• Task details: Every line in the listing is to be echoed verbatim.

• Data lines:
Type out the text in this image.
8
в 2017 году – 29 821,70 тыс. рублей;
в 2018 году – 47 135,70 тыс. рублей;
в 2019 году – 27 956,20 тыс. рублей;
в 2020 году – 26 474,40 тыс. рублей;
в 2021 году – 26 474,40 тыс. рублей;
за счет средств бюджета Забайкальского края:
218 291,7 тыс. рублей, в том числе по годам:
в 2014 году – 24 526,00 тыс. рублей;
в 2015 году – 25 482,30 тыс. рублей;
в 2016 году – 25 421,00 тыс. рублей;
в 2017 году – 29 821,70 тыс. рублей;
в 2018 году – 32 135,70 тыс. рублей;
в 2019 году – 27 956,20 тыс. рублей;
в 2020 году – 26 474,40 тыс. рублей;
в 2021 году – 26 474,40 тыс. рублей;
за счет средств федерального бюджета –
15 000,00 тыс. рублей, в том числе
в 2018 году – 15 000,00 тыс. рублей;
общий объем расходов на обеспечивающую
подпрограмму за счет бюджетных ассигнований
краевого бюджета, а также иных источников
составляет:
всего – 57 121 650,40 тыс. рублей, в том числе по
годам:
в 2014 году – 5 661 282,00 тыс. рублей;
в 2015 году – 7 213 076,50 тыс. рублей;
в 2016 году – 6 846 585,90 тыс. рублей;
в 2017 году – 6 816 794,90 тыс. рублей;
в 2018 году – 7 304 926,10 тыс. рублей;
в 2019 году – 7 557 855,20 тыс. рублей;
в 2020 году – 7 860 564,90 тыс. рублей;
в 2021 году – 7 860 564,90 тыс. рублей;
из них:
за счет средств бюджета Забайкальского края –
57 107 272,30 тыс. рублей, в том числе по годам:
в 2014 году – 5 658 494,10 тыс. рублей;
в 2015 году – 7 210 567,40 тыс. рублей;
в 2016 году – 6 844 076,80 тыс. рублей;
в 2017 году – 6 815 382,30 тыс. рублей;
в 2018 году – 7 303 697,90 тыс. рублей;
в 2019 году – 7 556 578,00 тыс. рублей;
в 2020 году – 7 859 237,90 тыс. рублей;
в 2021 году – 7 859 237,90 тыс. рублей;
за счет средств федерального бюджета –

• Complete response:
Type out the text in this image.
8
в 2017 году – 29 821,70 тыс. рублей;
в 2018 году – 47 135,70 тыс. рублей;
в 2019 году – 27 956,20 тыс. рублей;
в 2020 году – 26 474,40 тыс. рублей;
в 2021 году – 26 474,40 тыс. рублей;
за счет средств бюджета Забайкальского края:
218 291,7 тыс. рублей, в том числе по годам:
в 2014 году – 24 526,00 тыс. рублей;
в 2015 году – 25 482,30 тыс. рублей;
в 2016 году – 25 421,00 тыс. рублей;
в 2017 году – 29 821,70 тыс. рублей;
в 2018 году – 32 135,70 тыс. рублей;
в 2019 году – 27 956,20 тыс. рублей;
в 2020 году – 26 474,40 тыс. рублей;
в 2021 году – 26 474,40 тыс. рублей;
за счет средств федерального бюджета –
15 000,00 тыс. рублей, в том числе
в 2018 году – 15 000,00 тыс. рублей;
общий объем расходов на обеспечивающую
подпрограмму за счет бюджетных ассигнований
краевого бюджета, а также иных источников
составляет:
всего – 57 121 650,40 тыс. рублей, в том числе по
годам:
в 2014 году – 5 661 282,00 тыс. рублей;
в 2015 году – 7 213 076,50 тыс. рублей;
в 2016 году – 6 846 585,90 тыс. рублей;
в 2017 году – 6 816 794,90 тыс. рублей;
в 2018 году – 7 304 926,10 тыс. рублей;
в 2019 году – 7 557 855,20 тыс. рублей;
в 2020 году – 7 860 564,90 тыс. рублей;
в 2021 году – 7 860 564,90 тыс. рублей;
из них:
за счет средств бюджета Забайкальского края –
57 107 272,30 тыс. рублей, в том числе по годам:
в 2014 году – 5 658 494,10 тыс. рублей;
в 2015 году – 7 210 567,40 тыс. рублей;
в 2016 году – 6 844 076,80 тыс. рублей;
в 2017 году – 6 815 382,30 тыс. рублей;
в 2018 году – 7 303 697,90 тыс. рублей;
в 2019 году – 7 556 578,00 тыс. рублей;
в 2020 году – 7 859 237,90 тыс. рублей;
в 2021 году – 7 859 237,90 тыс. рублей;
за счет средств федерального бюджета –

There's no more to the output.